Exercise details
Go through the material and pull out every line with the string "workflow" in it.

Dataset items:
• • • • • • •

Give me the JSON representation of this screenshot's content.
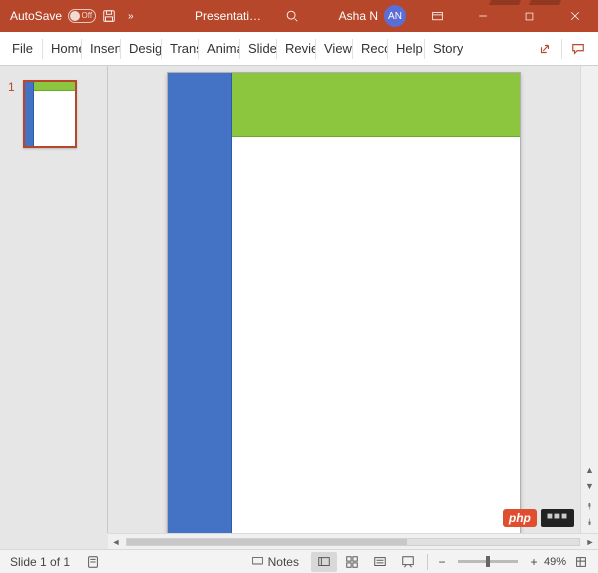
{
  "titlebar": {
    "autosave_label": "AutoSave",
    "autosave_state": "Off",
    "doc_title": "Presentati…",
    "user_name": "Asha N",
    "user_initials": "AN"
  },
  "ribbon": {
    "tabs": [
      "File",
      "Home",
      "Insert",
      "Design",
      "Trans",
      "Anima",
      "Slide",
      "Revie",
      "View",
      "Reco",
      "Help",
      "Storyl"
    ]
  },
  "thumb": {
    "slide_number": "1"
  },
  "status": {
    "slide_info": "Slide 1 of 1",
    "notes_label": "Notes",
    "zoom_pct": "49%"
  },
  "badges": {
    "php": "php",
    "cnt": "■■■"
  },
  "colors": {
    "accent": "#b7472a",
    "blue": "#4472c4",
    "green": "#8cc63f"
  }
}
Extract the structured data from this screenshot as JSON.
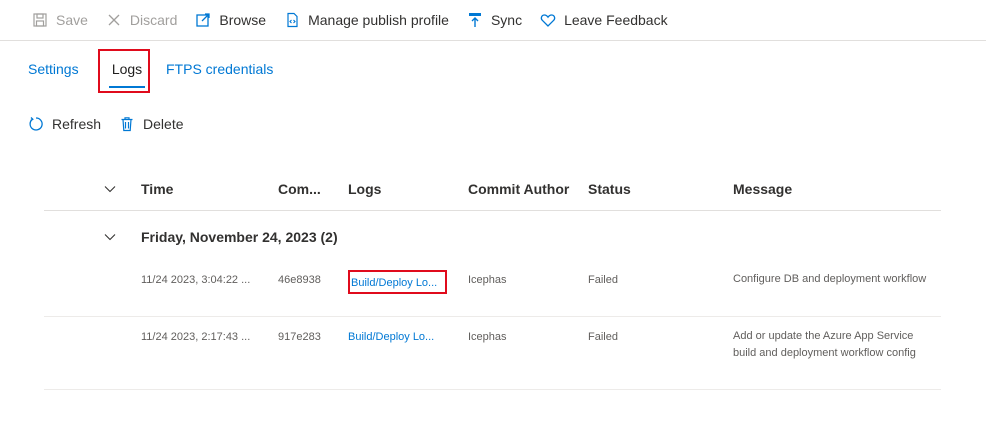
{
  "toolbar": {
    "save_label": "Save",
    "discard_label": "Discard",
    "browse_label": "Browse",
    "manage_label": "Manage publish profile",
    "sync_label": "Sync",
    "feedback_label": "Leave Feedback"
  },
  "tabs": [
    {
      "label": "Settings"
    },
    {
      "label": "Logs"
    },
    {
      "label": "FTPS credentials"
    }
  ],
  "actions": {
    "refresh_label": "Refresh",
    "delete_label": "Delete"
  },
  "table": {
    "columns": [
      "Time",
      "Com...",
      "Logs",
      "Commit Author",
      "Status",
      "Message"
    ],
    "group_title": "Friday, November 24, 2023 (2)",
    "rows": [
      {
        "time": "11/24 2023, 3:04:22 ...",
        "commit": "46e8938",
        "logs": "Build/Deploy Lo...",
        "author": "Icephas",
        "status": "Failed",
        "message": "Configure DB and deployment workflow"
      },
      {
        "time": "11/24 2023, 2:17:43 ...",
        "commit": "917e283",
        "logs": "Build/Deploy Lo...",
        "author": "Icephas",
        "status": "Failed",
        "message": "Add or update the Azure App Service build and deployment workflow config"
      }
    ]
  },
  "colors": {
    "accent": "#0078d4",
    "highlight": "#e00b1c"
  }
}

• • • • • • •

Task solution
        "message": "Configure DB and deployment workflow"
        "message": "Add or update the Azure App Service build and deployment workflow config"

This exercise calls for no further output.